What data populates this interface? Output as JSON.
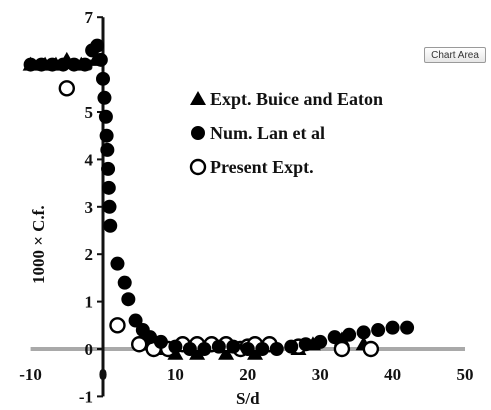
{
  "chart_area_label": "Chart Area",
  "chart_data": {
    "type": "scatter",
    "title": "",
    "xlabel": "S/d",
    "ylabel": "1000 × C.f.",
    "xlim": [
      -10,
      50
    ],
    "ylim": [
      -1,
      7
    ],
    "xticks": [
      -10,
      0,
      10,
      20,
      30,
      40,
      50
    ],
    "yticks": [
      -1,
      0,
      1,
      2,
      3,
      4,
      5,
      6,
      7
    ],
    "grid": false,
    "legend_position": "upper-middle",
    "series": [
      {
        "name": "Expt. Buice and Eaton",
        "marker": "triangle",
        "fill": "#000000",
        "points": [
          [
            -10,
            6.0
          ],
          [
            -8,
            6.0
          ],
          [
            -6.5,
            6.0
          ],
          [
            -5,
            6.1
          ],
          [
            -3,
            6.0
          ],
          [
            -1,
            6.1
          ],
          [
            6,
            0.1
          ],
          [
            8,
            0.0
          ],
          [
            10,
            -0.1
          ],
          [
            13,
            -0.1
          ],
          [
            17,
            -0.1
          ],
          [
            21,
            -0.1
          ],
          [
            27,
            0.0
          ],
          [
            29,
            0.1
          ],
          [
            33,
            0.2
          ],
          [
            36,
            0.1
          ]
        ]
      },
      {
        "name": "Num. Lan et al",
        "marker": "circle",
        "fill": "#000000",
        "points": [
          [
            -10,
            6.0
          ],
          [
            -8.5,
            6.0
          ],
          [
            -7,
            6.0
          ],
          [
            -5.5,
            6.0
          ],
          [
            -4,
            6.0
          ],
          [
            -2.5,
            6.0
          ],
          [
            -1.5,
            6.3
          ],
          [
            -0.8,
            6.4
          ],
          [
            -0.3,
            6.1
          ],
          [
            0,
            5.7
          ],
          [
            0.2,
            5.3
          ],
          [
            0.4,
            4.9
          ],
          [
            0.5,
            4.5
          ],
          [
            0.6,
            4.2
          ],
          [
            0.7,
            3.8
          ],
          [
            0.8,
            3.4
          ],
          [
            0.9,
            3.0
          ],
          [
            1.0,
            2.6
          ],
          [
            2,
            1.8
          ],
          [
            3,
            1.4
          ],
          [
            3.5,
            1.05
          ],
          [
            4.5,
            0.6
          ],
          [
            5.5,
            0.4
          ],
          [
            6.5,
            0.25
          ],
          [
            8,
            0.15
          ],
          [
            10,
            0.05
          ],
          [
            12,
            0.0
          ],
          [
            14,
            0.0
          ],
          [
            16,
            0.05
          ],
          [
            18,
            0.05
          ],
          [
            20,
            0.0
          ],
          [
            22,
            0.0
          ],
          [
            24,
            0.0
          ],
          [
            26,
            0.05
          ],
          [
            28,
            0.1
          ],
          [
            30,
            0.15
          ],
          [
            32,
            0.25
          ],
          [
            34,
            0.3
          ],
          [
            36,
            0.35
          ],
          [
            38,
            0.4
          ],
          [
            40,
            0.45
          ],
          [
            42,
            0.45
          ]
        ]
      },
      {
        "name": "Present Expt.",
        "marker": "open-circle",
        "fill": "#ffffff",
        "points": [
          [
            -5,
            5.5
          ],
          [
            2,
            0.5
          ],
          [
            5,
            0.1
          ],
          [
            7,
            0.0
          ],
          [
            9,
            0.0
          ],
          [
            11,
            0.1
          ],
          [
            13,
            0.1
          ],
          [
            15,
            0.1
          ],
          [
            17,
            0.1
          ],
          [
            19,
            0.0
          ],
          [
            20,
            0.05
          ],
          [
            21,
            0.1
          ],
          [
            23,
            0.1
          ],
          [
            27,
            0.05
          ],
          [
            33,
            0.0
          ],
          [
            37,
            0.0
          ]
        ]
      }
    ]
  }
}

_WRITTEN PROBLEM_
Write out the records above exactly as they stand, leaving out every picture.

_WRITTEN RESPONSE_
What data populates this interface? Output as JSON.
{
  "chart_area_label": "Chart Area",
  "chart_data": {
    "type": "scatter",
    "title": "",
    "xlabel": "S/d",
    "ylabel": "1000 × C.f.",
    "xlim": [
      -10,
      50
    ],
    "ylim": [
      -1,
      7
    ],
    "xticks": [
      -10,
      0,
      10,
      20,
      30,
      40,
      50
    ],
    "yticks": [
      -1,
      0,
      1,
      2,
      3,
      4,
      5,
      6,
      7
    ],
    "grid": false,
    "legend_position": "upper-middle",
    "series": [
      {
        "name": "Expt. Buice and Eaton",
        "marker": "triangle",
        "fill": "#000000",
        "points": [
          [
            -10,
            6.0
          ],
          [
            -8,
            6.0
          ],
          [
            -6.5,
            6.0
          ],
          [
            -5,
            6.1
          ],
          [
            -3,
            6.0
          ],
          [
            -1,
            6.1
          ],
          [
            6,
            0.1
          ],
          [
            8,
            0.0
          ],
          [
            10,
            -0.1
          ],
          [
            13,
            -0.1
          ],
          [
            17,
            -0.1
          ],
          [
            21,
            -0.1
          ],
          [
            27,
            0.0
          ],
          [
            29,
            0.1
          ],
          [
            33,
            0.2
          ],
          [
            36,
            0.1
          ]
        ]
      },
      {
        "name": "Num. Lan et al",
        "marker": "circle",
        "fill": "#000000",
        "points": [
          [
            -10,
            6.0
          ],
          [
            -8.5,
            6.0
          ],
          [
            -7,
            6.0
          ],
          [
            -5.5,
            6.0
          ],
          [
            -4,
            6.0
          ],
          [
            -2.5,
            6.0
          ],
          [
            -1.5,
            6.3
          ],
          [
            -0.8,
            6.4
          ],
          [
            -0.3,
            6.1
          ],
          [
            0,
            5.7
          ],
          [
            0.2,
            5.3
          ],
          [
            0.4,
            4.9
          ],
          [
            0.5,
            4.5
          ],
          [
            0.6,
            4.2
          ],
          [
            0.7,
            3.8
          ],
          [
            0.8,
            3.4
          ],
          [
            0.9,
            3.0
          ],
          [
            1.0,
            2.6
          ],
          [
            2,
            1.8
          ],
          [
            3,
            1.4
          ],
          [
            3.5,
            1.05
          ],
          [
            4.5,
            0.6
          ],
          [
            5.5,
            0.4
          ],
          [
            6.5,
            0.25
          ],
          [
            8,
            0.15
          ],
          [
            10,
            0.05
          ],
          [
            12,
            0.0
          ],
          [
            14,
            0.0
          ],
          [
            16,
            0.05
          ],
          [
            18,
            0.05
          ],
          [
            20,
            0.0
          ],
          [
            22,
            0.0
          ],
          [
            24,
            0.0
          ],
          [
            26,
            0.05
          ],
          [
            28,
            0.1
          ],
          [
            30,
            0.15
          ],
          [
            32,
            0.25
          ],
          [
            34,
            0.3
          ],
          [
            36,
            0.35
          ],
          [
            38,
            0.4
          ],
          [
            40,
            0.45
          ],
          [
            42,
            0.45
          ]
        ]
      },
      {
        "name": "Present Expt.",
        "marker": "open-circle",
        "fill": "#ffffff",
        "points": [
          [
            -5,
            5.5
          ],
          [
            2,
            0.5
          ],
          [
            5,
            0.1
          ],
          [
            7,
            0.0
          ],
          [
            9,
            0.0
          ],
          [
            11,
            0.1
          ],
          [
            13,
            0.1
          ],
          [
            15,
            0.1
          ],
          [
            17,
            0.1
          ],
          [
            19,
            0.0
          ],
          [
            20,
            0.05
          ],
          [
            21,
            0.1
          ],
          [
            23,
            0.1
          ],
          [
            27,
            0.05
          ],
          [
            33,
            0.0
          ],
          [
            37,
            0.0
          ]
        ]
      }
    ]
  }
}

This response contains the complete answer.